--- START OF EXERCISE DATA ---

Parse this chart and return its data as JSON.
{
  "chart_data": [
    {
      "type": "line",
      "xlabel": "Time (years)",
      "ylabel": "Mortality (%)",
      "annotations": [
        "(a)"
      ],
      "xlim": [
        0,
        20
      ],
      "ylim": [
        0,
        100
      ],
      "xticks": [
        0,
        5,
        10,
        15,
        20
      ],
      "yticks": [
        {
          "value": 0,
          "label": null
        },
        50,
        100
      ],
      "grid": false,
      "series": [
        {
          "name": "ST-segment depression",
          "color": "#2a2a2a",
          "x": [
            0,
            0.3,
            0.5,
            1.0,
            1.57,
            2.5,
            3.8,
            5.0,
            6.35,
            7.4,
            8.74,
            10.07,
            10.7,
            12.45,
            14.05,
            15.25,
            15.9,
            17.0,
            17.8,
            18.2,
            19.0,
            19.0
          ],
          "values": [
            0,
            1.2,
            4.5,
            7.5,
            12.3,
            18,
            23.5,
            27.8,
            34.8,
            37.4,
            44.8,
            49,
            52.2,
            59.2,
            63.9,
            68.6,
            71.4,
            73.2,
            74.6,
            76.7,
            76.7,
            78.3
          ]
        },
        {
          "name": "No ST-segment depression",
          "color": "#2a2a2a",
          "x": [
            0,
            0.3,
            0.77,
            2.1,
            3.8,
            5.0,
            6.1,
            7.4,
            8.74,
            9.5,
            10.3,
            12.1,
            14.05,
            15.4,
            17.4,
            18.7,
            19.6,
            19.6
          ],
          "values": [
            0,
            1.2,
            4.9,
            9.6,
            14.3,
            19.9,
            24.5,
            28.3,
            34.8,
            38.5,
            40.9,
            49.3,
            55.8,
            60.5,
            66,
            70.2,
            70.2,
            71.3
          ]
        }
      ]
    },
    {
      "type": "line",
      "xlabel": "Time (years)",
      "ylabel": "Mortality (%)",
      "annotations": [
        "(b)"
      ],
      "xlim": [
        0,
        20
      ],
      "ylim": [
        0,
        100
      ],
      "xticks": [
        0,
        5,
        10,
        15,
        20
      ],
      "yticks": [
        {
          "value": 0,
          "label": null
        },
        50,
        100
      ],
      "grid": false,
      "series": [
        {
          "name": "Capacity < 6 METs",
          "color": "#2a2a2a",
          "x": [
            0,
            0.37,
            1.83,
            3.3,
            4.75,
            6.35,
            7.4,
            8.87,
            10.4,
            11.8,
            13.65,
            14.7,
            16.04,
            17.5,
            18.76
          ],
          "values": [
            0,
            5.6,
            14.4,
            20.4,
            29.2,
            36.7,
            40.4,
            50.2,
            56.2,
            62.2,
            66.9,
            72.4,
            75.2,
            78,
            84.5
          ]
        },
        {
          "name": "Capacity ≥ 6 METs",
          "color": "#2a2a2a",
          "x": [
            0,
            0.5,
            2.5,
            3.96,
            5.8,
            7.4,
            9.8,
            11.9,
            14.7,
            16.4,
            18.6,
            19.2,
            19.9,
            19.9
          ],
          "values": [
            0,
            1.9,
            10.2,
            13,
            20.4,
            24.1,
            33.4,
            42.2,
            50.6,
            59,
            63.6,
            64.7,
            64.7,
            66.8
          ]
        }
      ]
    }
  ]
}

--- END OF EXERCISE DATA ---

INSTRUCTION ->
Copy out all of the data exactly, leaving nothing out.

RESPONSE TO THIS TASK ->
Parse this chart and return its data as JSON.
{
  "chart_data": [
    {
      "type": "line",
      "xlabel": "Time (years)",
      "ylabel": "Mortality (%)",
      "annotations": [
        "(a)"
      ],
      "xlim": [
        0,
        20
      ],
      "ylim": [
        0,
        100
      ],
      "xticks": [
        0,
        5,
        10,
        15,
        20
      ],
      "yticks": [
        {
          "value": 0,
          "label": null
        },
        50,
        100
      ],
      "grid": false,
      "series": [
        {
          "name": "ST-segment depression",
          "color": "#2a2a2a",
          "x": [
            0,
            0.3,
            0.5,
            1.0,
            1.57,
            2.5,
            3.8,
            5.0,
            6.35,
            7.4,
            8.74,
            10.07,
            10.7,
            12.45,
            14.05,
            15.25,
            15.9,
            17.0,
            17.8,
            18.2,
            19.0,
            19.0
          ],
          "values": [
            0,
            1.2,
            4.5,
            7.5,
            12.3,
            18,
            23.5,
            27.8,
            34.8,
            37.4,
            44.8,
            49,
            52.2,
            59.2,
            63.9,
            68.6,
            71.4,
            73.2,
            74.6,
            76.7,
            76.7,
            78.3
          ]
        },
        {
          "name": "No ST-segment depression",
          "color": "#2a2a2a",
          "x": [
            0,
            0.3,
            0.77,
            2.1,
            3.8,
            5.0,
            6.1,
            7.4,
            8.74,
            9.5,
            10.3,
            12.1,
            14.05,
            15.4,
            17.4,
            18.7,
            19.6,
            19.6
          ],
          "values": [
            0,
            1.2,
            4.9,
            9.6,
            14.3,
            19.9,
            24.5,
            28.3,
            34.8,
            38.5,
            40.9,
            49.3,
            55.8,
            60.5,
            66,
            70.2,
            70.2,
            71.3
          ]
        }
      ]
    },
    {
      "type": "line",
      "xlabel": "Time (years)",
      "ylabel": "Mortality (%)",
      "annotations": [
        "(b)"
      ],
      "xlim": [
        0,
        20
      ],
      "ylim": [
        0,
        100
      ],
      "xticks": [
        0,
        5,
        10,
        15,
        20
      ],
      "yticks": [
        {
          "value": 0,
          "label": null
        },
        50,
        100
      ],
      "grid": false,
      "series": [
        {
          "name": "Capacity < 6 METs",
          "color": "#2a2a2a",
          "x": [
            0,
            0.37,
            1.83,
            3.3,
            4.75,
            6.35,
            7.4,
            8.87,
            10.4,
            11.8,
            13.65,
            14.7,
            16.04,
            17.5,
            18.76
          ],
          "values": [
            0,
            5.6,
            14.4,
            20.4,
            29.2,
            36.7,
            40.4,
            50.2,
            56.2,
            62.2,
            66.9,
            72.4,
            75.2,
            78,
            84.5
          ]
        },
        {
          "name": "Capacity ≥ 6 METs",
          "color": "#2a2a2a",
          "x": [
            0,
            0.5,
            2.5,
            3.96,
            5.8,
            7.4,
            9.8,
            11.9,
            14.7,
            16.4,
            18.6,
            19.2,
            19.9,
            19.9
          ],
          "values": [
            0,
            1.9,
            10.2,
            13,
            20.4,
            24.1,
            33.4,
            42.2,
            50.6,
            59,
            63.6,
            64.7,
            64.7,
            66.8
          ]
        }
      ]
    }
  ]
}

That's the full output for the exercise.